YOUR GOAL:
Report how many lines in the records below contain the word "xlabel". Give only the number.
****
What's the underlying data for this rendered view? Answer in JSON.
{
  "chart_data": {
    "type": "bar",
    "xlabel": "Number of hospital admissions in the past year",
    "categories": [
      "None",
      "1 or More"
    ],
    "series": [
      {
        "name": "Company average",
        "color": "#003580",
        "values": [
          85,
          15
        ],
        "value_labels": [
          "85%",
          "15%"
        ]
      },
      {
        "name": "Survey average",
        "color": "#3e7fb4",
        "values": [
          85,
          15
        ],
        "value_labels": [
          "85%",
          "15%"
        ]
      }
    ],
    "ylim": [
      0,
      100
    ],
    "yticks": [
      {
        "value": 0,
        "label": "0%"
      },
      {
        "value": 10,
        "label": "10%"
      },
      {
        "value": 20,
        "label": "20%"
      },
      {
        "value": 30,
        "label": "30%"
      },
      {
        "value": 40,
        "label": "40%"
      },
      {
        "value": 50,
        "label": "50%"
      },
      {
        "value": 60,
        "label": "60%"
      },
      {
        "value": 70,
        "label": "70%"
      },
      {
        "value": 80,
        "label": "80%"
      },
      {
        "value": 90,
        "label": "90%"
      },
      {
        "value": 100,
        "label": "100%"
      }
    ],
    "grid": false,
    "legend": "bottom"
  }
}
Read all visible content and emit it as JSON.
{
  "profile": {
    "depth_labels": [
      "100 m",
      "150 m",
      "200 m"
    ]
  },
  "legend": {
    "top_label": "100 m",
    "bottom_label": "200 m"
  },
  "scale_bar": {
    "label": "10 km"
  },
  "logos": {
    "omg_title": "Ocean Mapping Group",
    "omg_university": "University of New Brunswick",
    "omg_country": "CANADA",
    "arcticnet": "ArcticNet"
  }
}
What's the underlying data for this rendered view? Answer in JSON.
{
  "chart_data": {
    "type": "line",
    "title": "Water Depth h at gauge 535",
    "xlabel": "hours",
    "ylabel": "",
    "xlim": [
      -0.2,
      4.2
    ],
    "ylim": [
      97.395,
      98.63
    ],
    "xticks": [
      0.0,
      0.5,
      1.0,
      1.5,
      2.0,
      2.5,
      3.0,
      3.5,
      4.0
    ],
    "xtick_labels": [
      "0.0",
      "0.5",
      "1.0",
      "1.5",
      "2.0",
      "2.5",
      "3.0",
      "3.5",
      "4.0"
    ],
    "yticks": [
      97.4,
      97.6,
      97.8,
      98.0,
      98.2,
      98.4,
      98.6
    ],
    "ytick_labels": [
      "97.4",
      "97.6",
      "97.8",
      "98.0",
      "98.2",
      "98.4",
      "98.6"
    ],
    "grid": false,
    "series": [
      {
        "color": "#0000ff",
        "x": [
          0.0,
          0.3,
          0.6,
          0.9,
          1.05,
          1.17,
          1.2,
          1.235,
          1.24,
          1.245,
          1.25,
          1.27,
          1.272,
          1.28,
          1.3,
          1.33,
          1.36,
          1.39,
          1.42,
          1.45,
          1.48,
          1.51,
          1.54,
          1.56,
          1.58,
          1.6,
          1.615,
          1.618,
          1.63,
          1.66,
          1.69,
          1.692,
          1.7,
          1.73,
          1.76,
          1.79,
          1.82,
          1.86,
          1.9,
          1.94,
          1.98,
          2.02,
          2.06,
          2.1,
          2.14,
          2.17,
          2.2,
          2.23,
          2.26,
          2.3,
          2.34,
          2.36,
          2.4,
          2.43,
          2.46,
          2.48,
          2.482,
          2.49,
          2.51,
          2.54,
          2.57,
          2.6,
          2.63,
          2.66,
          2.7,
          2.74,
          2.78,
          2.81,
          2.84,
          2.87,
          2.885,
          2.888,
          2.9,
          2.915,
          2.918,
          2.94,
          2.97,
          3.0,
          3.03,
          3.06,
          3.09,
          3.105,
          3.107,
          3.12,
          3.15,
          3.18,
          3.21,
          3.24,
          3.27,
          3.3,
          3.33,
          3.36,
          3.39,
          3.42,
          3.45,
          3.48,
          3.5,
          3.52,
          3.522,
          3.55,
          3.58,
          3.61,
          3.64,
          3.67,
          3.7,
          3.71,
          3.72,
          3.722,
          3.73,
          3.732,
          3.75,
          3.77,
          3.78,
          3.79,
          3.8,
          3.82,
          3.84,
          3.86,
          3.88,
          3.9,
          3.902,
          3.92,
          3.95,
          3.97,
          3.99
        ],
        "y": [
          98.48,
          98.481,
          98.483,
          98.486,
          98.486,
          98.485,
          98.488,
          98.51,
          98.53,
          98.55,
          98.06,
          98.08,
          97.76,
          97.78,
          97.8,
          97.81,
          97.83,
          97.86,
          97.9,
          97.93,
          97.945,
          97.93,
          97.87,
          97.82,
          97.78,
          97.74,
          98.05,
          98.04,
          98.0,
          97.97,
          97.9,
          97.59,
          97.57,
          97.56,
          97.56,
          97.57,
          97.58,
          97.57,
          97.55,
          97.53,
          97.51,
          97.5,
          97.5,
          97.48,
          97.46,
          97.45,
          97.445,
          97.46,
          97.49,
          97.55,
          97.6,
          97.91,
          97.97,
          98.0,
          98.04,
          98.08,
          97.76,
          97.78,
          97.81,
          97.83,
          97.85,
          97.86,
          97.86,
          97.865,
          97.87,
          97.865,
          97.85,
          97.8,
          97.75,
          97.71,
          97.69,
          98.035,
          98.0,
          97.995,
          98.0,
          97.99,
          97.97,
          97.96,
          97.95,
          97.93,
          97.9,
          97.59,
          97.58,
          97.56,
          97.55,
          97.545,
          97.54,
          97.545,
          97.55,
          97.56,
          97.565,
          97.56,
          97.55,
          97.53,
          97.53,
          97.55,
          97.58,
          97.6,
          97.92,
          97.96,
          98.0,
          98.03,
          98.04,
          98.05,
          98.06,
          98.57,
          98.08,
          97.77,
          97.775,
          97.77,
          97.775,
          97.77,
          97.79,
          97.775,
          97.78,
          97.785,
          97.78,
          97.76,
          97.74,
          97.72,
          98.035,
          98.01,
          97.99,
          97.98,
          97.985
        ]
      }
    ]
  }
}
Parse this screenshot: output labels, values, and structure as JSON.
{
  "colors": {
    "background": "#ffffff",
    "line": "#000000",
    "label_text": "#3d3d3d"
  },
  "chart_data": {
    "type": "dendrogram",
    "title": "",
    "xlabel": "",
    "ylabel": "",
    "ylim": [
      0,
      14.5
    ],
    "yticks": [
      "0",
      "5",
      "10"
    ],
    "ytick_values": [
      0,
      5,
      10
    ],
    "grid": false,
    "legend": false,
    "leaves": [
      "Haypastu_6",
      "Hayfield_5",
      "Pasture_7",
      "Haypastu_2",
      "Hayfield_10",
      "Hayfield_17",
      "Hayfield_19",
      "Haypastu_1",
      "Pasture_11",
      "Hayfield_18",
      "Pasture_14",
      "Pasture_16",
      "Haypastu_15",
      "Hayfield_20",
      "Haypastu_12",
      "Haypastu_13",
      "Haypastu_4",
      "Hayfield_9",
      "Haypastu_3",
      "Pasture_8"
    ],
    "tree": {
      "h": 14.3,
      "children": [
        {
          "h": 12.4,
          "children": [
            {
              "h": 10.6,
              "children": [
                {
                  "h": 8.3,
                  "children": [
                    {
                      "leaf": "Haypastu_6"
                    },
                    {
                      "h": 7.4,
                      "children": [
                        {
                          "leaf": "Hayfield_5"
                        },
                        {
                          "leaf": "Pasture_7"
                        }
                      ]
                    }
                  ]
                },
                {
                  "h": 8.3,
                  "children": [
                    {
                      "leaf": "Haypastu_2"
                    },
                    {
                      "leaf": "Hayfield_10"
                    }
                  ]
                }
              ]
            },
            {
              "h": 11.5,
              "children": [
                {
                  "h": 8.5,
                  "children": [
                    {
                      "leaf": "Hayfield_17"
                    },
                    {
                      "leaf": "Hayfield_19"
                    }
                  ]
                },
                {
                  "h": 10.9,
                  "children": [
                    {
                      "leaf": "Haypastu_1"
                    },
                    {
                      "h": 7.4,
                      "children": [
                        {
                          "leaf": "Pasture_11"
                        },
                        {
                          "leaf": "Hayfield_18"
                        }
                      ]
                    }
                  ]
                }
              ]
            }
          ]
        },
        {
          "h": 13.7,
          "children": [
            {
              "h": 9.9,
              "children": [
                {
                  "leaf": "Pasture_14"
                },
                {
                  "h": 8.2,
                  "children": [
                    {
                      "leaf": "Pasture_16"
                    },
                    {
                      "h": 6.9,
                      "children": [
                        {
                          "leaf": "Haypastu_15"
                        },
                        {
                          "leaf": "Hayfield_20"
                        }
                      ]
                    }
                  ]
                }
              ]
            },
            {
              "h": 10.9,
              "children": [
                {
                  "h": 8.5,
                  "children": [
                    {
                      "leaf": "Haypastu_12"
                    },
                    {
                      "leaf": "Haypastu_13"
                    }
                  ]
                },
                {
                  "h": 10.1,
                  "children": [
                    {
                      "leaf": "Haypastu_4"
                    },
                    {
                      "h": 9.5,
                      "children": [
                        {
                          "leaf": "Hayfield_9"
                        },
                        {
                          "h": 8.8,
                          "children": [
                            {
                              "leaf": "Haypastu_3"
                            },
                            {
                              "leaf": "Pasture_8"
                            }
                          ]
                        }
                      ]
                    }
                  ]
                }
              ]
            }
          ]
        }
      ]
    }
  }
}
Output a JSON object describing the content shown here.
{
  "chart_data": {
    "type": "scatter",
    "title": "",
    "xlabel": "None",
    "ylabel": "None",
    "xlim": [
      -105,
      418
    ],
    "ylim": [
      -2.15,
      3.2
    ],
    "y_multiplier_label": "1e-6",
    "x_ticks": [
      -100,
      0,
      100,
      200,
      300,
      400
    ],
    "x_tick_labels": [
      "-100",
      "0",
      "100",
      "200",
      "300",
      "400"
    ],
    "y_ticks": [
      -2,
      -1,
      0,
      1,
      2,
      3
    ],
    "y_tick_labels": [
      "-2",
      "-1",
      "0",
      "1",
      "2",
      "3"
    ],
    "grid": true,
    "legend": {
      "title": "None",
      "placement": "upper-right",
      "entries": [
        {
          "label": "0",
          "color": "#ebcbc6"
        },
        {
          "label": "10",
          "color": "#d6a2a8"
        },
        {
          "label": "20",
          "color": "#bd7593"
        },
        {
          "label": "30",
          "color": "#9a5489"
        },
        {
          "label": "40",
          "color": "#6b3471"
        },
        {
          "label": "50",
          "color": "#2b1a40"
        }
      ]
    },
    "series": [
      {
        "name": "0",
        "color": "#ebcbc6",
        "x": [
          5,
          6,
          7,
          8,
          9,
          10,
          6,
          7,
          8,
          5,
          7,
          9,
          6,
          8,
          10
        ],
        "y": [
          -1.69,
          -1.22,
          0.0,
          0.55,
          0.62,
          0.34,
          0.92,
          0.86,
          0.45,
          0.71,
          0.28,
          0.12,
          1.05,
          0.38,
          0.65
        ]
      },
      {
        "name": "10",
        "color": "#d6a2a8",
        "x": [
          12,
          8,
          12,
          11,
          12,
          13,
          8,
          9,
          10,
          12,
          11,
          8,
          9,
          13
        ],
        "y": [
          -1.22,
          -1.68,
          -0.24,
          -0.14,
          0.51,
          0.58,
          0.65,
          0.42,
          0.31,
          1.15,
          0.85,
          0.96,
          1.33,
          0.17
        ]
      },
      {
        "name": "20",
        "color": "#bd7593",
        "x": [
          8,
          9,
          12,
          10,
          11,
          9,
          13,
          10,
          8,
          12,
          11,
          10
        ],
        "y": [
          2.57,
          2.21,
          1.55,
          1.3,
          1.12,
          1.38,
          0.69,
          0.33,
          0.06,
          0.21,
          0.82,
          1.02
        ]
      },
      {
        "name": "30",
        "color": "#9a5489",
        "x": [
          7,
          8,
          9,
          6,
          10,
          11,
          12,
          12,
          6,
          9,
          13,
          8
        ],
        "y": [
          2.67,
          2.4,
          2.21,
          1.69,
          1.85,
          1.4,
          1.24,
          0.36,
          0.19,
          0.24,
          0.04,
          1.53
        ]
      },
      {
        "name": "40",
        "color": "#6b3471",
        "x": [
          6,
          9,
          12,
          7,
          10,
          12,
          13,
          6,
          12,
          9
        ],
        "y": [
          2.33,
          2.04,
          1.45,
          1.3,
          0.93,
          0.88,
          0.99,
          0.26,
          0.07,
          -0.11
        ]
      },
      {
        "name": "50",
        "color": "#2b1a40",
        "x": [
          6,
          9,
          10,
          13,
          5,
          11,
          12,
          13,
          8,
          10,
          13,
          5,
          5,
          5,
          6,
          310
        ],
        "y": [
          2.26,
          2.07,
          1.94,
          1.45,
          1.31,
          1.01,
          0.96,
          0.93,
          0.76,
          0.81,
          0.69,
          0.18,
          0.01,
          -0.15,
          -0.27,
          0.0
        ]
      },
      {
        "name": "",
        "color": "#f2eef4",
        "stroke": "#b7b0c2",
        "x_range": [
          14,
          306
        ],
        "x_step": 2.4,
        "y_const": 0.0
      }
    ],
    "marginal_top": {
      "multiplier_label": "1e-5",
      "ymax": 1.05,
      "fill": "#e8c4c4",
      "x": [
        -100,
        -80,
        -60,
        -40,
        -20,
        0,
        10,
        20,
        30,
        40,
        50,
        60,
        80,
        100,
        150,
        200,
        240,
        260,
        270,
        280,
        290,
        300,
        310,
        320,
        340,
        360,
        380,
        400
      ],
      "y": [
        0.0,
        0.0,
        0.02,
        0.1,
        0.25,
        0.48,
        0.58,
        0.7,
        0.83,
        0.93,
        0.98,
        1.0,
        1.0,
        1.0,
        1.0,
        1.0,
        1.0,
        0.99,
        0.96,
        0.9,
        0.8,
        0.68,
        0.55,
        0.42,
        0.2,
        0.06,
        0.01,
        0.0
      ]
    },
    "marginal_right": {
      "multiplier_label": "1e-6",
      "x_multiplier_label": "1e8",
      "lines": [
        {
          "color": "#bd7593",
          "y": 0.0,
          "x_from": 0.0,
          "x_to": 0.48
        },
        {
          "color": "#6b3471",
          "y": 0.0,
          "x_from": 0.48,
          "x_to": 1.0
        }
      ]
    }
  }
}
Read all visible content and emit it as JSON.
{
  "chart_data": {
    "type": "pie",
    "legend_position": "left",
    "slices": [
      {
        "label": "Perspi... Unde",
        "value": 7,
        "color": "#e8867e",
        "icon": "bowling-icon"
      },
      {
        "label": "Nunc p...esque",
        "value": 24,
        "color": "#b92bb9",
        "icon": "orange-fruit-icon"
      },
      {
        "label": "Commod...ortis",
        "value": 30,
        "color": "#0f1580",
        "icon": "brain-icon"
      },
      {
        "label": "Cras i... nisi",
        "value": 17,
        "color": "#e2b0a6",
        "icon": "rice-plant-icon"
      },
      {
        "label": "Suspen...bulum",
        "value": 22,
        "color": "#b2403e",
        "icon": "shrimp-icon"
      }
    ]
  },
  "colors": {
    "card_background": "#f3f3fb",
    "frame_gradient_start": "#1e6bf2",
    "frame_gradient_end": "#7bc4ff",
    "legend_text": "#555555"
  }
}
****
TASK RESULT:
4